## START INPUT FOR THIS TASK

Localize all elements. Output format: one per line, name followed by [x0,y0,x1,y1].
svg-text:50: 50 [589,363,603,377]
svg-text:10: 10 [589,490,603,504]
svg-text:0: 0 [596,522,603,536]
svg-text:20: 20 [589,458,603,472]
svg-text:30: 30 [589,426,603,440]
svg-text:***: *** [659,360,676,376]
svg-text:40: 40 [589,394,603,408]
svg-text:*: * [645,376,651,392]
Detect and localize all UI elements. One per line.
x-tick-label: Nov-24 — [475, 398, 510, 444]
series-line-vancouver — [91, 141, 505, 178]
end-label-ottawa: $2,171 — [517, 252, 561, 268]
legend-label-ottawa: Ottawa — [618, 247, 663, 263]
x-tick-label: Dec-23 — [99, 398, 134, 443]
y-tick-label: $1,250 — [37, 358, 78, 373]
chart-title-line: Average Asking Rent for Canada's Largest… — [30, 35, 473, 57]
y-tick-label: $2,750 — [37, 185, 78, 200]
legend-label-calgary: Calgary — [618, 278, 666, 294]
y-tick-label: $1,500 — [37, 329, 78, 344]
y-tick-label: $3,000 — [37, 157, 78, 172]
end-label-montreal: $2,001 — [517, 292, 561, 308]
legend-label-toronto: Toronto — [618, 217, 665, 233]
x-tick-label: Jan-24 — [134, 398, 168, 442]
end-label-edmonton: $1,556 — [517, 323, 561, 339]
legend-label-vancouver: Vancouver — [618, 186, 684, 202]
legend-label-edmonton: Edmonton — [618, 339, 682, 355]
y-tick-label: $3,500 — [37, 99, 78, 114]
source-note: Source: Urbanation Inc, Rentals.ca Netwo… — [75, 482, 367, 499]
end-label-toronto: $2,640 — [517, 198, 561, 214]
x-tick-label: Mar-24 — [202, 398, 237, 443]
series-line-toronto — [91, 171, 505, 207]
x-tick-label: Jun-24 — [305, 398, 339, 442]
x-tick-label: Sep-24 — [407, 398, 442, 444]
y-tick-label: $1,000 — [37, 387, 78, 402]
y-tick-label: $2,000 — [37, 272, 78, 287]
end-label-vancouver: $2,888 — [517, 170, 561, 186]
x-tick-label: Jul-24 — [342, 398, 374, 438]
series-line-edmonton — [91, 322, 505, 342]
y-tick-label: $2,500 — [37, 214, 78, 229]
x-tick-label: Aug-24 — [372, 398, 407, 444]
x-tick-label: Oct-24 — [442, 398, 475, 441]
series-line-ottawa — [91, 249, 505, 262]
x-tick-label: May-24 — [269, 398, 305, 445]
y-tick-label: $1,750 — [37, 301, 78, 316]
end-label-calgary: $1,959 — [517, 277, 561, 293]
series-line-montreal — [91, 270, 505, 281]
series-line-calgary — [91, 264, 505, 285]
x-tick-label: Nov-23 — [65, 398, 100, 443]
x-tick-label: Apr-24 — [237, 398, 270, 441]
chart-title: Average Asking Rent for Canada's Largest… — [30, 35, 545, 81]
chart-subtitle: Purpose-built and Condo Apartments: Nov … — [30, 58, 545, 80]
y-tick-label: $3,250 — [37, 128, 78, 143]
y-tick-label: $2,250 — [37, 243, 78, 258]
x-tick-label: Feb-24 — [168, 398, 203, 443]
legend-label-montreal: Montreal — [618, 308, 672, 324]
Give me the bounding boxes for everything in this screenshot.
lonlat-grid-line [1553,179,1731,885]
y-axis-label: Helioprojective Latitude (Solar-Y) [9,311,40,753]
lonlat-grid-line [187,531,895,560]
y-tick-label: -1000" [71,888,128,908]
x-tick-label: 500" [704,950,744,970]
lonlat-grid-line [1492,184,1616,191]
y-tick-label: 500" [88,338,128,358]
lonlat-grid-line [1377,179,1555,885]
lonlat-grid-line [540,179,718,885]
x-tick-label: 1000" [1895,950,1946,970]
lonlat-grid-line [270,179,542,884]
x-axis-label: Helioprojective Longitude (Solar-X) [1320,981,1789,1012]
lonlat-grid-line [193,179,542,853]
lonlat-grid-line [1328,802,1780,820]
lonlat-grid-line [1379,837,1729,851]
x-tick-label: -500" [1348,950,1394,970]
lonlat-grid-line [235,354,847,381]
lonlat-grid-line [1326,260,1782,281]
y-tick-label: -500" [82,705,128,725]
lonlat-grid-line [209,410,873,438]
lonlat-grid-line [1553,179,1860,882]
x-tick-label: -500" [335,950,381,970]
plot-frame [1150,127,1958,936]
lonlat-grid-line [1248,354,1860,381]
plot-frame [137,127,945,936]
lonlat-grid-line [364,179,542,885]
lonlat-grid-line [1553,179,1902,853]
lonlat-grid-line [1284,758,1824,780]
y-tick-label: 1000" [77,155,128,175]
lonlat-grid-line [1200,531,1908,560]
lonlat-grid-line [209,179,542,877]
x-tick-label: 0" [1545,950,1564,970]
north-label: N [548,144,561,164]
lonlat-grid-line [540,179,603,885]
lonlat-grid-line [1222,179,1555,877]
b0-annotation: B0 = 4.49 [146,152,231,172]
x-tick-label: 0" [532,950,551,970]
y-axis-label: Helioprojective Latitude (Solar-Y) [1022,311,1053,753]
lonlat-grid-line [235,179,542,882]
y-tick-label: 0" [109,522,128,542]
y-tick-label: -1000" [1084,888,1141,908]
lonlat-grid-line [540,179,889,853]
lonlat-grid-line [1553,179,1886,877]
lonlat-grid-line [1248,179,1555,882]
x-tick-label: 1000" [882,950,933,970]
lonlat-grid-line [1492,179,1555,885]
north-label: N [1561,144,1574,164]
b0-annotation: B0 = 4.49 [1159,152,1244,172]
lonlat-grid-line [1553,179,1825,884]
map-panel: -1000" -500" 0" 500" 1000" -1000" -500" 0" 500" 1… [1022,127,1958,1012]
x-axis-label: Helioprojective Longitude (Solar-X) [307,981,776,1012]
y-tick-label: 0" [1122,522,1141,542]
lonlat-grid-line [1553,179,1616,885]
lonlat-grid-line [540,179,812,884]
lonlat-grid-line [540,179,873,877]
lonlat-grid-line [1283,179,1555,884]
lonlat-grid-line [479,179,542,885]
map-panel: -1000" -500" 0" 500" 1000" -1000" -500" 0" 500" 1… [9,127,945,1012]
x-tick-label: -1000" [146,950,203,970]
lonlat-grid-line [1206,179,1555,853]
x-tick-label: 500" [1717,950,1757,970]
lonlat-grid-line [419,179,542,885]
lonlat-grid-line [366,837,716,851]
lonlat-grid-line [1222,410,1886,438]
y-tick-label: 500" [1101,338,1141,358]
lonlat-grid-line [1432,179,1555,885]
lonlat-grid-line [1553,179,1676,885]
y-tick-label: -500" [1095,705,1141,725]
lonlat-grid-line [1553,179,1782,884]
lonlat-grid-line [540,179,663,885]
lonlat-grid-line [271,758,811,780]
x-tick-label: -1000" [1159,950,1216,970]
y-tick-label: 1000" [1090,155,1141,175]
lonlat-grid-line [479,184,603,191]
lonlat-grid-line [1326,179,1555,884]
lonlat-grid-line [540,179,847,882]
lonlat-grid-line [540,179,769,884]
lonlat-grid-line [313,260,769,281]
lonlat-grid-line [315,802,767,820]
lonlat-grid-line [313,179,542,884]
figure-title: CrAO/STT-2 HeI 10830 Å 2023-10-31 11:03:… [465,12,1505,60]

## END INPUT FOR THIS TASK

WORK INSTRUCTIONS:
Could you reproduce all of the entries, substituting "coordinate-grid-line" for every "lonlat-grid-line" and keeping everything else the same?

THE RESPONSE:
Localize all elements. Output format: one per line, name followed by [x0,y0,x1,y1].
svg-text:50: 50 [589,363,603,377]
svg-text:10: 10 [589,490,603,504]
svg-text:0: 0 [596,522,603,536]
svg-text:20: 20 [589,458,603,472]
svg-text:30: 30 [589,426,603,440]
svg-text:***: *** [659,360,676,376]
svg-text:40: 40 [589,394,603,408]
svg-text:*: * [645,376,651,392]
Detect and localize all UI elements. One per line.
x-tick-label: Nov-24 — [475, 398, 510, 444]
series-line-vancouver — [91, 141, 505, 178]
end-label-ottawa: $2,171 — [517, 252, 561, 268]
legend-label-ottawa: Ottawa — [618, 247, 663, 263]
x-tick-label: Dec-23 — [99, 398, 134, 443]
y-tick-label: $1,250 — [37, 358, 78, 373]
chart-title-line: Average Asking Rent for Canada's Largest… — [30, 35, 473, 57]
y-tick-label: $2,750 — [37, 185, 78, 200]
legend-label-calgary: Calgary — [618, 278, 666, 294]
y-tick-label: $1,500 — [37, 329, 78, 344]
y-tick-label: $3,000 — [37, 157, 78, 172]
end-label-montreal: $2,001 — [517, 292, 561, 308]
legend-label-toronto: Toronto — [618, 217, 665, 233]
x-tick-label: Jan-24 — [134, 398, 168, 442]
end-label-edmonton: $1,556 — [517, 323, 561, 339]
legend-label-vancouver: Vancouver — [618, 186, 684, 202]
legend-label-edmonton: Edmonton — [618, 339, 682, 355]
y-tick-label: $3,500 — [37, 99, 78, 114]
source-note: Source: Urbanation Inc, Rentals.ca Netwo… — [75, 482, 367, 499]
end-label-toronto: $2,640 — [517, 198, 561, 214]
x-tick-label: Mar-24 — [202, 398, 237, 443]
series-line-toronto — [91, 171, 505, 207]
x-tick-label: Jun-24 — [305, 398, 339, 442]
x-tick-label: Sep-24 — [407, 398, 442, 444]
y-tick-label: $1,000 — [37, 387, 78, 402]
y-tick-label: $2,000 — [37, 272, 78, 287]
end-label-vancouver: $2,888 — [517, 170, 561, 186]
x-tick-label: Jul-24 — [342, 398, 374, 438]
series-line-edmonton — [91, 322, 505, 342]
y-tick-label: $2,500 — [37, 214, 78, 229]
x-tick-label: Aug-24 — [372, 398, 407, 444]
x-tick-label: Oct-24 — [442, 398, 475, 441]
series-line-ottawa — [91, 249, 505, 262]
x-tick-label: May-24 — [269, 398, 305, 445]
y-tick-label: $1,750 — [37, 301, 78, 316]
end-label-calgary: $1,959 — [517, 277, 561, 293]
series-line-montreal — [91, 270, 505, 281]
series-line-calgary — [91, 264, 505, 285]
x-tick-label: Nov-23 — [65, 398, 100, 443]
x-tick-label: Apr-24 — [237, 398, 270, 441]
chart-title: Average Asking Rent for Canada's Largest… — [30, 35, 545, 81]
chart-subtitle: Purpose-built and Condo Apartments: Nov … — [30, 58, 545, 80]
y-tick-label: $3,250 — [37, 128, 78, 143]
y-tick-label: $2,250 — [37, 243, 78, 258]
x-tick-label: Feb-24 — [168, 398, 203, 443]
legend-label-montreal: Montreal — [618, 308, 672, 324]
Give me the bounding boxes for everything in this screenshot.
coordinate-grid-line [1553,179,1731,885]
y-axis-label: Helioprojective Latitude (Solar-Y) [9,311,40,753]
coordinate-grid-line [187,531,895,560]
y-tick-label: -1000" [71,888,128,908]
x-tick-label: 500" [704,950,744,970]
coordinate-grid-line [1492,184,1616,191]
y-tick-label: 500" [88,338,128,358]
coordinate-grid-line [1377,179,1555,885]
coordinate-grid-line [540,179,718,885]
x-tick-label: 1000" [1895,950,1946,970]
coordinate-grid-line [270,179,542,884]
x-axis-label: Helioprojective Longitude (Solar-X) [1320,981,1789,1012]
coordinate-grid-line [193,179,542,853]
coordinate-grid-line [1328,802,1780,820]
coordinate-grid-line [1379,837,1729,851]
x-tick-label: -500" [1348,950,1394,970]
coordinate-grid-line [235,354,847,381]
coordinate-grid-line [1326,260,1782,281]
y-tick-label: -500" [82,705,128,725]
coordinate-grid-line [209,410,873,438]
coordinate-grid-line [1553,179,1860,882]
x-tick-label: -500" [335,950,381,970]
plot-frame [1150,127,1958,936]
coordinate-grid-line [1248,354,1860,381]
plot-frame [137,127,945,936]
coordinate-grid-line [364,179,542,885]
coordinate-grid-line [1553,179,1902,853]
coordinate-grid-line [1284,758,1824,780]
y-tick-label: 1000" [77,155,128,175]
coordinate-grid-line [1200,531,1908,560]
coordinate-grid-line [209,179,542,877]
x-tick-label: 0" [1545,950,1564,970]
north-label: N [548,144,561,164]
coordinate-grid-line [540,179,603,885]
coordinate-grid-line [1222,179,1555,877]
b0-annotation: B0 = 4.49 [146,152,231,172]
x-tick-label: 0" [532,950,551,970]
y-axis-label: Helioprojective Latitude (Solar-Y) [1022,311,1053,753]
coordinate-grid-line [235,179,542,882]
y-tick-label: 0" [109,522,128,542]
y-tick-label: -1000" [1084,888,1141,908]
coordinate-grid-line [540,179,889,853]
coordinate-grid-line [1553,179,1886,877]
coordinate-grid-line [1248,179,1555,882]
x-tick-label: 1000" [882,950,933,970]
coordinate-grid-line [1492,179,1555,885]
north-label: N [1561,144,1574,164]
b0-annotation: B0 = 4.49 [1159,152,1244,172]
coordinate-grid-line [1553,179,1825,884]
map-panel: -1000" -500" 0" 500" 1000" -1000" -500" 0" 500" 1… [1022,127,1958,1012]
x-axis-label: Helioprojective Longitude (Solar-X) [307,981,776,1012]
y-tick-label: 0" [1122,522,1141,542]
coordinate-grid-line [1553,179,1616,885]
coordinate-grid-line [540,179,812,884]
coordinate-grid-line [540,179,873,877]
coordinate-grid-line [1283,179,1555,884]
coordinate-grid-line [479,179,542,885]
map-panel: -1000" -500" 0" 500" 1000" -1000" -500" 0" 500" 1… [9,127,945,1012]
x-tick-label: -1000" [146,950,203,970]
coordinate-grid-line [1206,179,1555,853]
x-tick-label: 500" [1717,950,1757,970]
coordinate-grid-line [419,179,542,885]
coordinate-grid-line [366,837,716,851]
coordinate-grid-line [1222,410,1886,438]
y-tick-label: 500" [1101,338,1141,358]
coordinate-grid-line [1432,179,1555,885]
coordinate-grid-line [1553,179,1676,885]
y-tick-label: -500" [1095,705,1141,725]
coordinate-grid-line [1553,179,1782,884]
coordinate-grid-line [540,179,663,885]
coordinate-grid-line [271,758,811,780]
x-tick-label: -1000" [1159,950,1216,970]
y-tick-label: 1000" [1090,155,1141,175]
coordinate-grid-line [479,184,603,191]
coordinate-grid-line [1326,179,1555,884]
coordinate-grid-line [540,179,847,882]
coordinate-grid-line [540,179,769,884]
coordinate-grid-line [313,260,769,281]
coordinate-grid-line [315,802,767,820]
coordinate-grid-line [313,179,542,884]
figure-title: CrAO/STT-2 HeI 10830 Å 2023-10-31 11:03:… [465,12,1505,60]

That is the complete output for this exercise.